**Brief:**
Would you retype all of these records exactly?

**Records provided:**

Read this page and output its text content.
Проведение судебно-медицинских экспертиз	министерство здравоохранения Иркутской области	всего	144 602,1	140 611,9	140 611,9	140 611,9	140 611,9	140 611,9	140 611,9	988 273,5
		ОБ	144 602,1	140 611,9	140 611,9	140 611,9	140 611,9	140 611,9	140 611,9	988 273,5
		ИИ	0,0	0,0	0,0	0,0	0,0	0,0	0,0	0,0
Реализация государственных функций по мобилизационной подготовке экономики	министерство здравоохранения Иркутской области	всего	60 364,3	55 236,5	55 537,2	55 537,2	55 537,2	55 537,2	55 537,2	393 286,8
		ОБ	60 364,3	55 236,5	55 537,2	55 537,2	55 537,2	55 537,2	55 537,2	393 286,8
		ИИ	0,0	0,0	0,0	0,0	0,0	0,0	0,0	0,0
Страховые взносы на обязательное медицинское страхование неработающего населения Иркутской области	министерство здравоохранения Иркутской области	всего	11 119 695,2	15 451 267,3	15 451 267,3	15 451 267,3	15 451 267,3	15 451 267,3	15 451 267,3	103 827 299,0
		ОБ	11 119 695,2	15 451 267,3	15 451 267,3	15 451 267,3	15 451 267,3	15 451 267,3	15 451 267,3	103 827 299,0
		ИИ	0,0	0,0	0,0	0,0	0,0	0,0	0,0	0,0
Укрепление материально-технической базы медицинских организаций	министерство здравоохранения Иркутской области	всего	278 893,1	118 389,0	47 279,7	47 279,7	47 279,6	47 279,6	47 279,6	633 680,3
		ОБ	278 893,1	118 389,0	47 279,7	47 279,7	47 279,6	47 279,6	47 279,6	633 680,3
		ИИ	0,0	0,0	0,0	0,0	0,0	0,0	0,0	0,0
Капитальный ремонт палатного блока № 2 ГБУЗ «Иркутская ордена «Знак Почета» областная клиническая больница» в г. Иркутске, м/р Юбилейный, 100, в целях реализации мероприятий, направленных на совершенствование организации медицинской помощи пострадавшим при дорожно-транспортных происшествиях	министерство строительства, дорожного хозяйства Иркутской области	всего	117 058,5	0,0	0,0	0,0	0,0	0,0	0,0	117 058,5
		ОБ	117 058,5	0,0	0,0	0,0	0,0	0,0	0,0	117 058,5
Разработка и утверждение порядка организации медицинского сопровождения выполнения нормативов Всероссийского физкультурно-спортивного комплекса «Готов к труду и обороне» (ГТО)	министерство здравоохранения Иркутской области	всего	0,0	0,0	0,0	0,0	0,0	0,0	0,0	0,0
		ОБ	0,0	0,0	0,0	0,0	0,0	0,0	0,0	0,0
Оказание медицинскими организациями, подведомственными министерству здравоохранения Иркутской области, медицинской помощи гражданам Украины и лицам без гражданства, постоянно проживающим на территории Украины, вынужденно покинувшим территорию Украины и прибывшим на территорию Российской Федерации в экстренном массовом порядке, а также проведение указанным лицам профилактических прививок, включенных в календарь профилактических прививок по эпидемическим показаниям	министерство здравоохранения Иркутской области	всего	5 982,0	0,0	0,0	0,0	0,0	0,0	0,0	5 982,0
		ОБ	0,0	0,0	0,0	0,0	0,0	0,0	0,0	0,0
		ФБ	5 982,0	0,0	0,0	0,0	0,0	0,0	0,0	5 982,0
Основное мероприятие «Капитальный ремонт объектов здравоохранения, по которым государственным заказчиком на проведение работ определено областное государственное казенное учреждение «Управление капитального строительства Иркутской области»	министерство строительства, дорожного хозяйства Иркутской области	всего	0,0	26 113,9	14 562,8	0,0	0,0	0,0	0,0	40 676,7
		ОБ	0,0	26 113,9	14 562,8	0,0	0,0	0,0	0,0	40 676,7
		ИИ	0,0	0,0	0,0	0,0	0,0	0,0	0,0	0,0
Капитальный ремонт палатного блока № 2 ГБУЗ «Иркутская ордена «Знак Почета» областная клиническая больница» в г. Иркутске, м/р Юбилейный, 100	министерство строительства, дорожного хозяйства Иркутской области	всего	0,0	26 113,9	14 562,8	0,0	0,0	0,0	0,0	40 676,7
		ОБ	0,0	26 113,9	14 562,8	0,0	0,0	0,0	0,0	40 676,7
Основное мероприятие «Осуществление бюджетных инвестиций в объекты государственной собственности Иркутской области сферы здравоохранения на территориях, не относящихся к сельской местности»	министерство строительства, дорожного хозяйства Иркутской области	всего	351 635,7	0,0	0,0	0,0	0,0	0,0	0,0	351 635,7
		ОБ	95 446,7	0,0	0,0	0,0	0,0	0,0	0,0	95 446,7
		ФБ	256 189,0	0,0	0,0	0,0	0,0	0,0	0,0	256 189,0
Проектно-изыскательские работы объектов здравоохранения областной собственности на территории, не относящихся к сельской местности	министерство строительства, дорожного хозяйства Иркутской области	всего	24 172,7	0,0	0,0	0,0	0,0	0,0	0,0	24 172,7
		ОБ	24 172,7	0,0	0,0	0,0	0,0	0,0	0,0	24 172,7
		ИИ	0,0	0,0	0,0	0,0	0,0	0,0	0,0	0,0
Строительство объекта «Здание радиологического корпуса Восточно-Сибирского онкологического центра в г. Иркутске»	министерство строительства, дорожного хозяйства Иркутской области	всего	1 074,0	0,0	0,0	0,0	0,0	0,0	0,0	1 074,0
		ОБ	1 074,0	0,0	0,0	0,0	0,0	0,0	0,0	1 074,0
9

**Finished task:**
Read this page and output its text content.
Проведение судебно-медицинских экспертиз	министерство здравоохранения Иркутской области	всего	144 602,1	140 611,9	140 611,9	140 611,9	140 611,9	140 611,9	140 611,9	988 273,5
		ОБ	144 602,1	140 611,9	140 611,9	140 611,9	140 611,9	140 611,9	140 611,9	988 273,5
		ИИ	0,0	0,0	0,0	0,0	0,0	0,0	0,0	0,0
Реализация государственных функций по мобилизационной подготовке экономики	министерство здравоохранения Иркутской области	всего	60 364,3	55 236,5	55 537,2	55 537,2	55 537,2	55 537,2	55 537,2	393 286,8
		ОБ	60 364,3	55 236,5	55 537,2	55 537,2	55 537,2	55 537,2	55 537,2	393 286,8
		ИИ	0,0	0,0	0,0	0,0	0,0	0,0	0,0	0,0
Страховые взносы на обязательное медицинское страхование неработающего населения Иркутской области	министерство здравоохранения Иркутской области	всего	11 119 695,2	15 451 267,3	15 451 267,3	15 451 267,3	15 451 267,3	15 451 267,3	15 451 267,3	103 827 299,0
		ОБ	11 119 695,2	15 451 267,3	15 451 267,3	15 451 267,3	15 451 267,3	15 451 267,3	15 451 267,3	103 827 299,0
		ИИ	0,0	0,0	0,0	0,0	0,0	0,0	0,0	0,0
Укрепление материально-технической базы медицинских организаций	министерство здравоохранения Иркутской области	всего	278 893,1	118 389,0	47 279,7	47 279,7	47 279,6	47 279,6	47 279,6	633 680,3
		ОБ	278 893,1	118 389,0	47 279,7	47 279,7	47 279,6	47 279,6	47 279,6	633 680,3
		ИИ	0,0	0,0	0,0	0,0	0,0	0,0	0,0	0,0
Капитальный ремонт палатного блока № 2 ГБУЗ «Иркутская ордена «Знак Почета» областная клиническая больница» в г. Иркутске, м/р Юбилейный, 100, в целях реализации мероприятий, направленных на совершенствование организации медицинской помощи пострадавшим при дорожно-транспортных происшествиях	министерство строительства, дорожного хозяйства Иркутской области	всего	117 058,5	0,0	0,0	0,0	0,0	0,0	0,0	117 058,5
		ОБ	117 058,5	0,0	0,0	0,0	0,0	0,0	0,0	117 058,5
Разработка и утверждение порядка организации медицинского сопровождения выполнения нормативов Всероссийского физкультурно-спортивного комплекса «Готов к труду и обороне» (ГТО)	министерство здравоохранения Иркутской области	всего	0,0	0,0	0,0	0,0	0,0	0,0	0,0	0,0
		ОБ	0,0	0,0	0,0	0,0	0,0	0,0	0,0	0,0
Оказание медицинскими организациями, подведомственными министерству здравоохранения Иркутской области, медицинской помощи гражданам Украины и лицам без гражданства, постоянно проживающим на территории Украины, вынужденно покинувшим территорию Украины и прибывшим на территорию Российской Федерации в экстренном массовом порядке, а также проведение указанным лицам профилактических прививок, включенных в календарь профилактических прививок по эпидемическим показаниям	министерство здравоохранения Иркутской области	всего	5 982,0	0,0	0,0	0,0	0,0	0,0	0,0	5 982,0
		ОБ	0,0	0,0	0,0	0,0	0,0	0,0	0,0	0,0
		ФБ	5 982,0	0,0	0,0	0,0	0,0	0,0	0,0	5 982,0
Основное мероприятие «Капитальный ремонт объектов здравоохранения, по которым государственным заказчиком на проведение работ определено областное государственное казенное учреждение «Управление капитального строительства Иркутской области»	министерство строительства, дорожного хозяйства Иркутской области	всего	0,0	26 113,9	14 562,8	0,0	0,0	0,0	0,0	40 676,7
		ОБ	0,0	26 113,9	14 562,8	0,0	0,0	0,0	0,0	40 676,7
		ИИ	0,0	0,0	0,0	0,0	0,0	0,0	0,0	0,0
Капитальный ремонт палатного блока № 2 ГБУЗ «Иркутская ордена «Знак Почета» областная клиническая больница» в г. Иркутске, м/р Юбилейный, 100	министерство строительства, дорожного хозяйства Иркутской области	всего	0,0	26 113,9	14 562,8	0,0	0,0	0,0	0,0	40 676,7
		ОБ	0,0	26 113,9	14 562,8	0,0	0,0	0,0	0,0	40 676,7
Основное мероприятие «Осуществление бюджетных инвестиций в объекты государственной собственности Иркутской области сферы здравоохранения на территориях, не относящихся к сельской местности»	министерство строительства, дорожного хозяйства Иркутской области	всего	351 635,7	0,0	0,0	0,0	0,0	0,0	0,0	351 635,7
		ОБ	95 446,7	0,0	0,0	0,0	0,0	0,0	0,0	95 446,7
		ФБ	256 189,0	0,0	0,0	0,0	0,0	0,0	0,0	256 189,0
Проектно-изыскательские работы объектов здравоохранения областной собственности на территории, не относящихся к сельской местности	министерство строительства, дорожного хозяйства Иркутской области	всего	24 172,7	0,0	0,0	0,0	0,0	0,0	0,0	24 172,7
		ОБ	24 172,7	0,0	0,0	0,0	0,0	0,0	0,0	24 172,7
		ИИ	0,0	0,0	0,0	0,0	0,0	0,0	0,0	0,0
Строительство объекта «Здание радиологического корпуса Восточно-Сибирского онкологического центра в г. Иркутске»	министерство строительства, дорожного хозяйства Иркутской области	всего	1 074,0	0,0	0,0	0,0	0,0	0,0	0,0	1 074,0
		ОБ	1 074,0	0,0	0,0	0,0	0,0	0,0	0,0	1 074,0
9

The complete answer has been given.